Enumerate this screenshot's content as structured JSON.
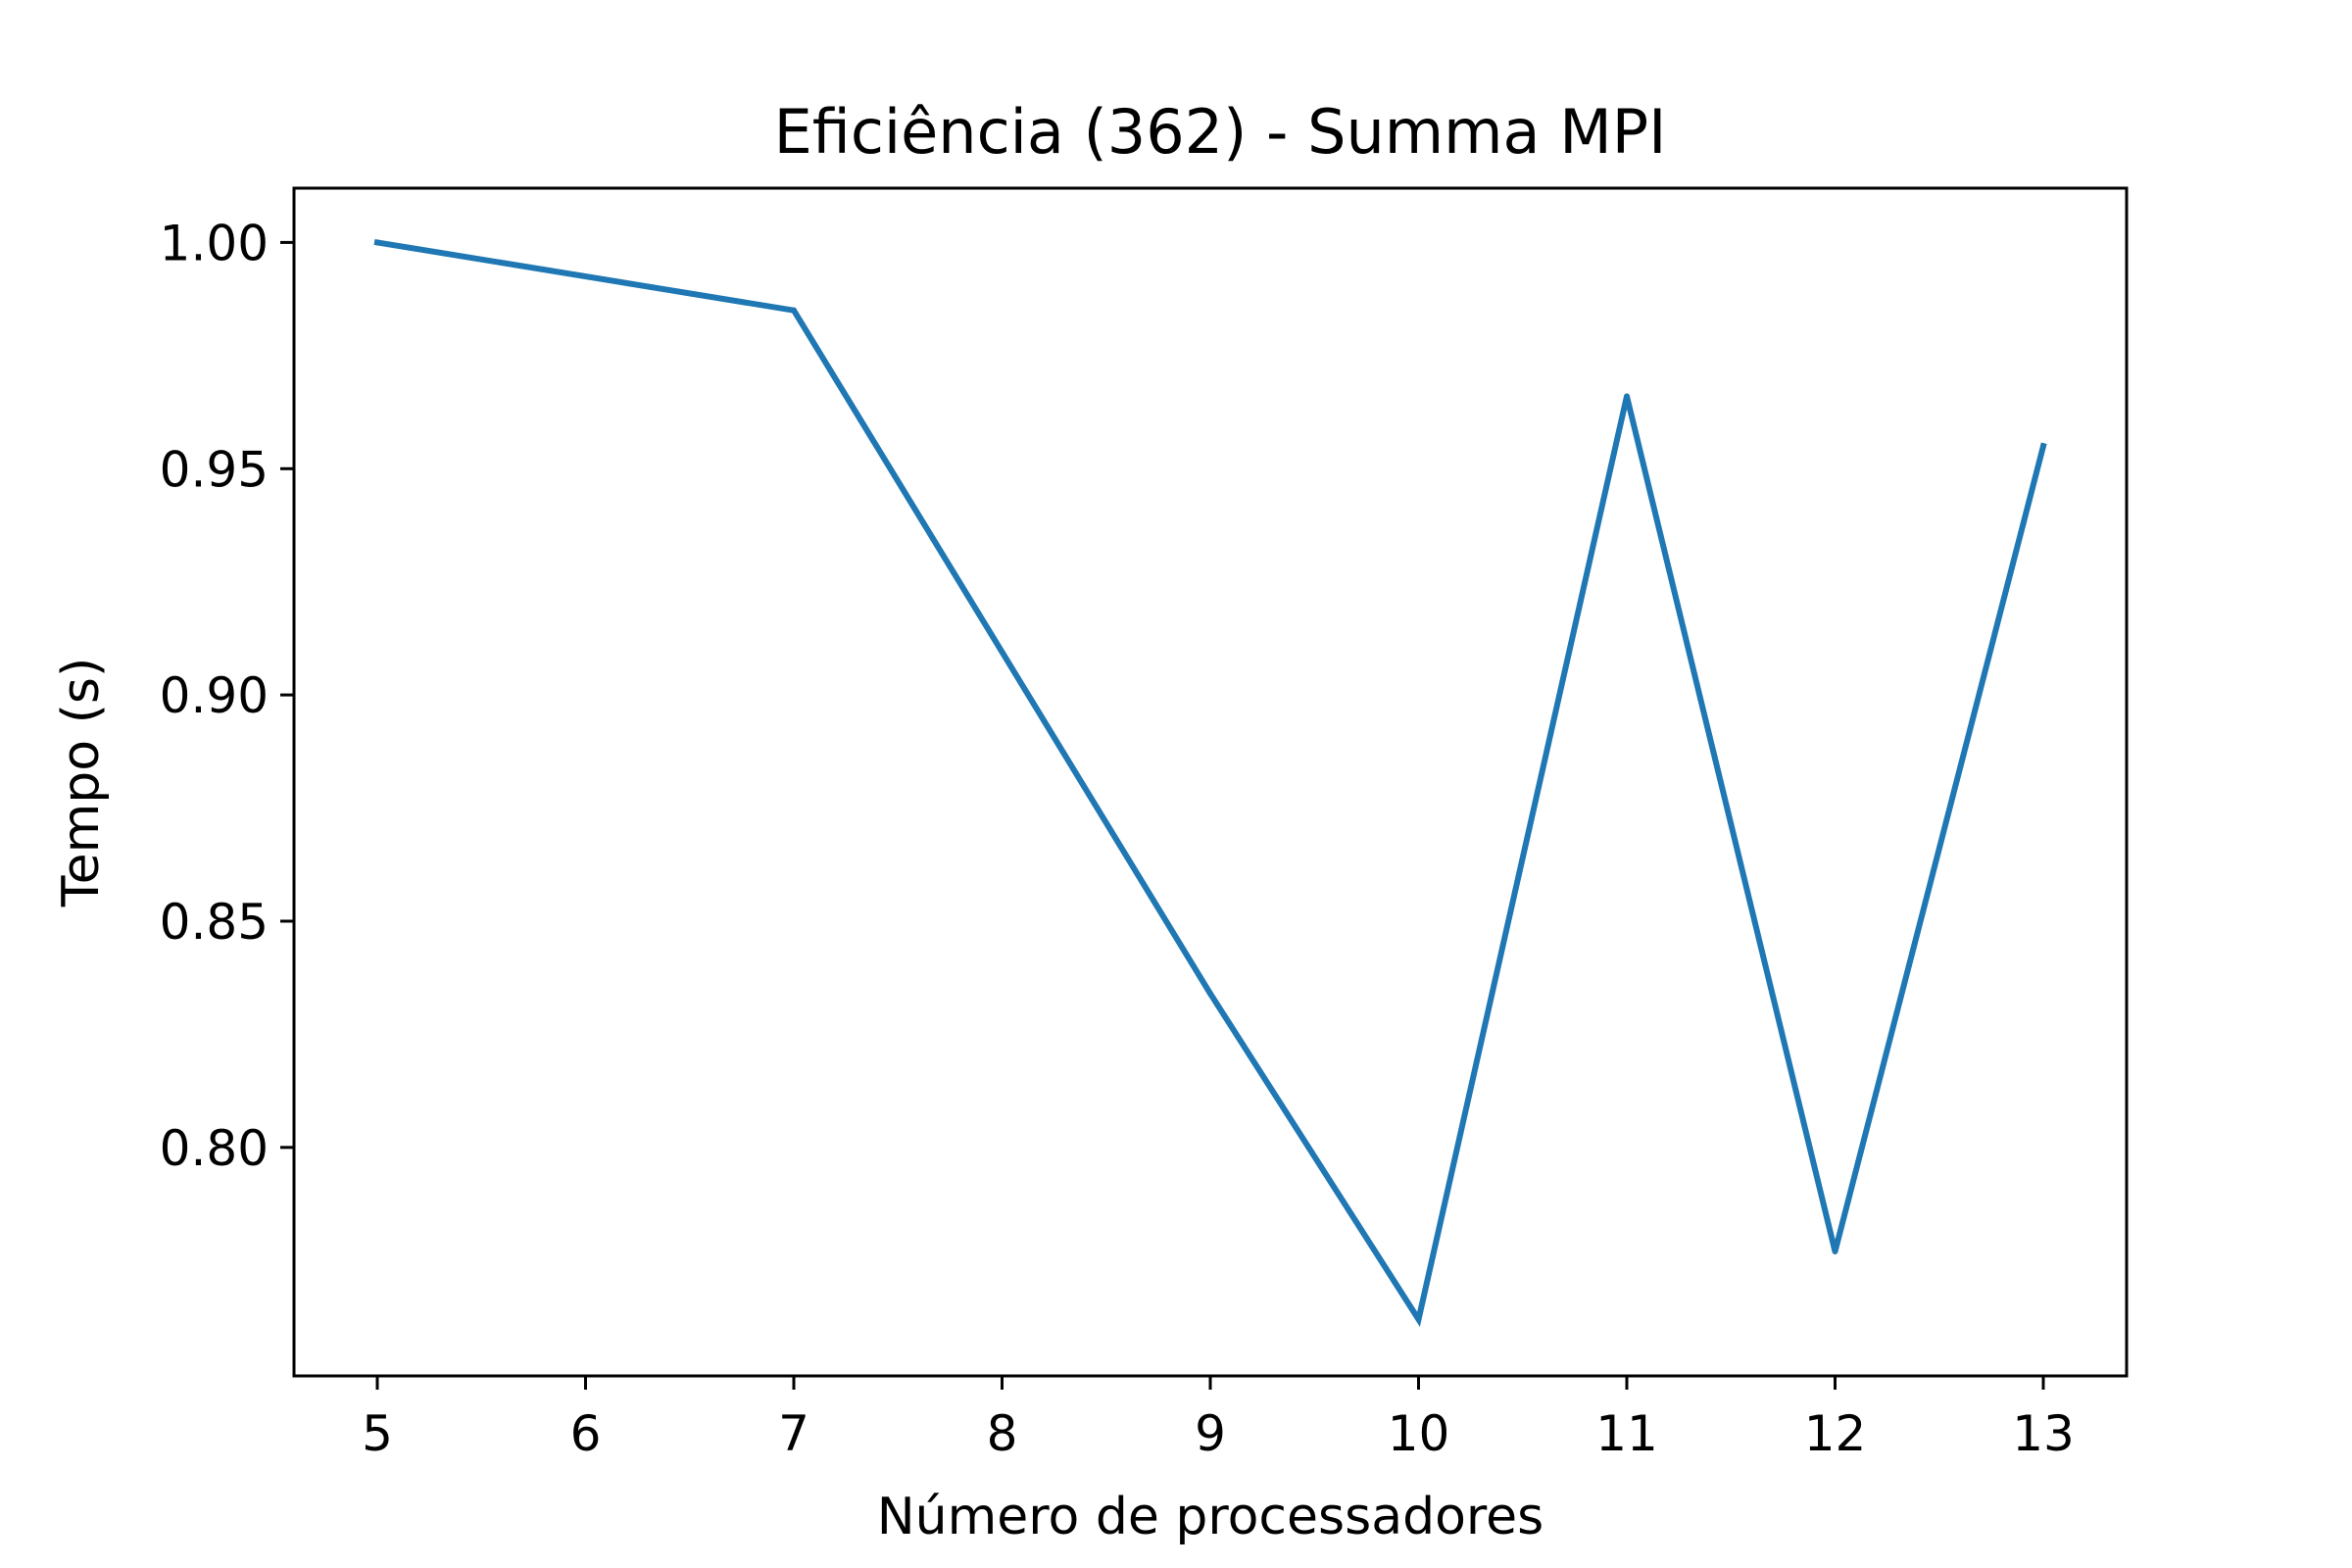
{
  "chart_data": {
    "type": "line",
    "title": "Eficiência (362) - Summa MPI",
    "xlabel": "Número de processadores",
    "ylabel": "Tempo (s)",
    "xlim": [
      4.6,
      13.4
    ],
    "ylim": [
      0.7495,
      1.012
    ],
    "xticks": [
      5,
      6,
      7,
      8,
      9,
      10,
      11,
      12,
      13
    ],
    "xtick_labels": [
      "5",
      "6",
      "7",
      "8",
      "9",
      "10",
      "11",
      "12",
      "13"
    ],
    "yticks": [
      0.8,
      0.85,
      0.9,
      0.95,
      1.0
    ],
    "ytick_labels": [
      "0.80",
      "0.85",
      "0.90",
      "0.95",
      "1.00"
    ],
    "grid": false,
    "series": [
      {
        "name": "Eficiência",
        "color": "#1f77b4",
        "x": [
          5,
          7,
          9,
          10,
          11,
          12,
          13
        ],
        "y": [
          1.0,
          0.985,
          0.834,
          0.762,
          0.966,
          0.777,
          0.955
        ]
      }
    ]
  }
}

+-------+

### What to do
The pictures in the entries should be left out; output everything else exactly.

### Reply
Enumerate this screenshot's content as structured JSON.
{
  "chart_data": {
    "type": "line",
    "title": "Eficiência (362) - Summa MPI",
    "xlabel": "Número de processadores",
    "ylabel": "Tempo (s)",
    "xlim": [
      4.6,
      13.4
    ],
    "ylim": [
      0.7495,
      1.012
    ],
    "xticks": [
      5,
      6,
      7,
      8,
      9,
      10,
      11,
      12,
      13
    ],
    "xtick_labels": [
      "5",
      "6",
      "7",
      "8",
      "9",
      "10",
      "11",
      "12",
      "13"
    ],
    "yticks": [
      0.8,
      0.85,
      0.9,
      0.95,
      1.0
    ],
    "ytick_labels": [
      "0.80",
      "0.85",
      "0.90",
      "0.95",
      "1.00"
    ],
    "grid": false,
    "series": [
      {
        "name": "Eficiência",
        "color": "#1f77b4",
        "x": [
          5,
          7,
          9,
          10,
          11,
          12,
          13
        ],
        "y": [
          1.0,
          0.985,
          0.834,
          0.762,
          0.966,
          0.777,
          0.955
        ]
      }
    ]
  }
}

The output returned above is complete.